◆ **EXERCISE PASSAGE**
>>>

Re-examining resistance: Fan-produced queer readings and "Teen Wolf"

Joshua J Espinoza, University of Texas at El Paso

Abstract

MTV’s popular television series, Teen Wolf (2011), has amassed a large online following of fans that create their own queer narratives through fan-fiction, subverting the show’s hegemonic heteronormativity. Through a textual thematic analysis of Teen Wolf, this case study illustrates how online fandoms can subvert hegemony through queer readings of literary characters, resisting the dominant heteronormativity on network television. This article argues that rearticulating the show’s narratives into queer readings functions as a form of LGBT resistance, effectively counteracting the heteronormativity and hegemony portrayed on screen. This study examines how Teen Wolf approaches queer content, including homoeroticism and LGBT themes as comical relief, examined through queer theory, Hall’s model of Encoding/Decoding and Bakhtin’s literary mode of subversion known as the carnivalesque.

Subject Area

Communication|GLBT Studies|Web Studies

Recommended Citation

Espinoza, Joshua J, "Re-examining resistance: Fan-produced queer readings and "Teen Wolf"" (2015). ETD Collection for University of Texas, El Paso. AAI1592986.

<<<

◆ **WORK INSTRUCTIONS**
A: Print everything from "MTV’s popular television" down to "as the carnivalesque." in the Teen Wolf thesis abstract.
B: Through which theoretical frameworks does the Teen Wolf thesis abstract say the show's approach to queer content is examined?

Records excerpted from a collection:
>>>

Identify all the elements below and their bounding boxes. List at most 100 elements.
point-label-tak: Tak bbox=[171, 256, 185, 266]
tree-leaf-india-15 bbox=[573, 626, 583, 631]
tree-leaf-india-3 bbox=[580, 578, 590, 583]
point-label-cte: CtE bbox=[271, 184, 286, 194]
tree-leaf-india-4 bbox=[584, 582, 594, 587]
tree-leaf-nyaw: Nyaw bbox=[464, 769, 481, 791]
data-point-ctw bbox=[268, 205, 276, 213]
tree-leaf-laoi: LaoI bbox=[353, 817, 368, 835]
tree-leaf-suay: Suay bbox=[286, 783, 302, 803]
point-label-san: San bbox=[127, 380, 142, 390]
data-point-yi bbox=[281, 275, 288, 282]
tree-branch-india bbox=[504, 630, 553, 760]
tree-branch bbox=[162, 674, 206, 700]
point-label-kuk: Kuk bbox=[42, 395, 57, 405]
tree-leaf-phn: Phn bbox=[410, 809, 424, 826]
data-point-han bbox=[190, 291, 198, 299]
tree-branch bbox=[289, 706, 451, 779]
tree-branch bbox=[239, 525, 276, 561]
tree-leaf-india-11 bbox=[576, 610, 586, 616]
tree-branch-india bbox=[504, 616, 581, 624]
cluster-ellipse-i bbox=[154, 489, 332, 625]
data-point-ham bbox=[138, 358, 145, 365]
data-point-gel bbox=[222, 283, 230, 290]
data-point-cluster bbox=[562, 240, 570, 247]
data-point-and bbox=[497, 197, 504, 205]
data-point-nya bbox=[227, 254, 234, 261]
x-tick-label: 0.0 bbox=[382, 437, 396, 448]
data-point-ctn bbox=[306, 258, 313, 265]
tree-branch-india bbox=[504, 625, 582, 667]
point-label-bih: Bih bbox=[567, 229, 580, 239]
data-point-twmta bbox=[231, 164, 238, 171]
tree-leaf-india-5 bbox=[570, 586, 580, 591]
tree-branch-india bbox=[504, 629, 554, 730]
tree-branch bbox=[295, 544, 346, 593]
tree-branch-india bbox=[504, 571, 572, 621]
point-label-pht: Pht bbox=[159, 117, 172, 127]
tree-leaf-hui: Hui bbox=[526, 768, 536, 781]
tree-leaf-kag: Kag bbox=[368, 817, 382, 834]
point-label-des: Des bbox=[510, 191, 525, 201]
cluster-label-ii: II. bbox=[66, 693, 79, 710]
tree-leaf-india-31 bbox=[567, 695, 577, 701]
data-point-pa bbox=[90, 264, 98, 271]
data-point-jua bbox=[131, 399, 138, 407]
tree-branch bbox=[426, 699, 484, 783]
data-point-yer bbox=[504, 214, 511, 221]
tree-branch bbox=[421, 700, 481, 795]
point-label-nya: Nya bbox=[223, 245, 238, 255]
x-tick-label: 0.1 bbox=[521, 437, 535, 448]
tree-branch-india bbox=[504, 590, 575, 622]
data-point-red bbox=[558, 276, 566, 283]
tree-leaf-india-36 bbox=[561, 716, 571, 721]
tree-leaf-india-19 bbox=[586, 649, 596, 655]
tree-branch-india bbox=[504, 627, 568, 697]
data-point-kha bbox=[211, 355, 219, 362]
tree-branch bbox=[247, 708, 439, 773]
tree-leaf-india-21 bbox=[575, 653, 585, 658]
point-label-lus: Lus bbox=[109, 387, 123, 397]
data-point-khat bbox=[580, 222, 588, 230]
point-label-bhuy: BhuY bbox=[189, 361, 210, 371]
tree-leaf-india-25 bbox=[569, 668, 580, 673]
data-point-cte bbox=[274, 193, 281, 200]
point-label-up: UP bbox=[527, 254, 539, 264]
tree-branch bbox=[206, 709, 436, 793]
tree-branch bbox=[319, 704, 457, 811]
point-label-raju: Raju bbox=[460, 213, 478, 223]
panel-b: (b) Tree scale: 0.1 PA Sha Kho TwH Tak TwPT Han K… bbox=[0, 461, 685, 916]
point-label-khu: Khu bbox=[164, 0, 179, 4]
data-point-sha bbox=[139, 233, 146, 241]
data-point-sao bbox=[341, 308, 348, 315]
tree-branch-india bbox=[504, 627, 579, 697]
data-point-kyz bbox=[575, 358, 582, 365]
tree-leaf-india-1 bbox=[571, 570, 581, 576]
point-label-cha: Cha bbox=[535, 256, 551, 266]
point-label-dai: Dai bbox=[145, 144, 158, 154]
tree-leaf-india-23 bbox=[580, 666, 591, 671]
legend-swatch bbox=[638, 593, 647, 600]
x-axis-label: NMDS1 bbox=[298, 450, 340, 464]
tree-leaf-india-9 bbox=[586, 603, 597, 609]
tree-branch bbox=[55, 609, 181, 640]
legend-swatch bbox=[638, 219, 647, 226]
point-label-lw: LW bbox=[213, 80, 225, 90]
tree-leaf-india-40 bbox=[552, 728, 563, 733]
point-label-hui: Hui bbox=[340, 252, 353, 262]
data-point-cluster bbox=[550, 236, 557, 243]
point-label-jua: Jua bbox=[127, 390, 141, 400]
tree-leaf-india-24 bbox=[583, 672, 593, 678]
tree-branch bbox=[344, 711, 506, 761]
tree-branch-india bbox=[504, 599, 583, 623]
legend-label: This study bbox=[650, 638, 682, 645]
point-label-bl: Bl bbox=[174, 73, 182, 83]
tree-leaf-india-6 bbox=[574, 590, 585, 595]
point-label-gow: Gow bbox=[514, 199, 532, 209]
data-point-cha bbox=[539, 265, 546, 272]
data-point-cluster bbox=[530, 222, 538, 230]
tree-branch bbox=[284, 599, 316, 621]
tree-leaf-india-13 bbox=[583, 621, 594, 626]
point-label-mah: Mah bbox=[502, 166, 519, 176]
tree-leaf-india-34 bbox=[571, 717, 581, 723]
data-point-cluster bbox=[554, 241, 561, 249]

<<<

◆ **SOLUTIONS FOR EACH TASK**
A:
MTV’s popular television series, Teen Wolf (2011), has amassed a large online following of fans that create their own queer narratives through fan-fiction, subverting the show’s hegemonic heteronormativity. Through a textual thematic analysis of Teen Wolf, this case study illustrates how online fandoms can subvert hegemony through queer readings of literary characters, resisting the dominant heteronormativity on network television. This article argues that rearticulating the show’s narratives into queer readings functions as a form of LGBT resistance, effectively counteracting the heteronormativity and hegemony portrayed on screen. This study examines how Teen Wolf approaches queer content, including homoeroticism and LGBT themes as comical relief, examined through queer theory, Hall’s model of Encoding/Decoding and Bakhtin’s literary mode of subversion known as the carnivalesque.

B: Queer theory, Hall's model of Encoding/Decoding, and Bakhtin's literary mode of subversion known as the carnivalesque.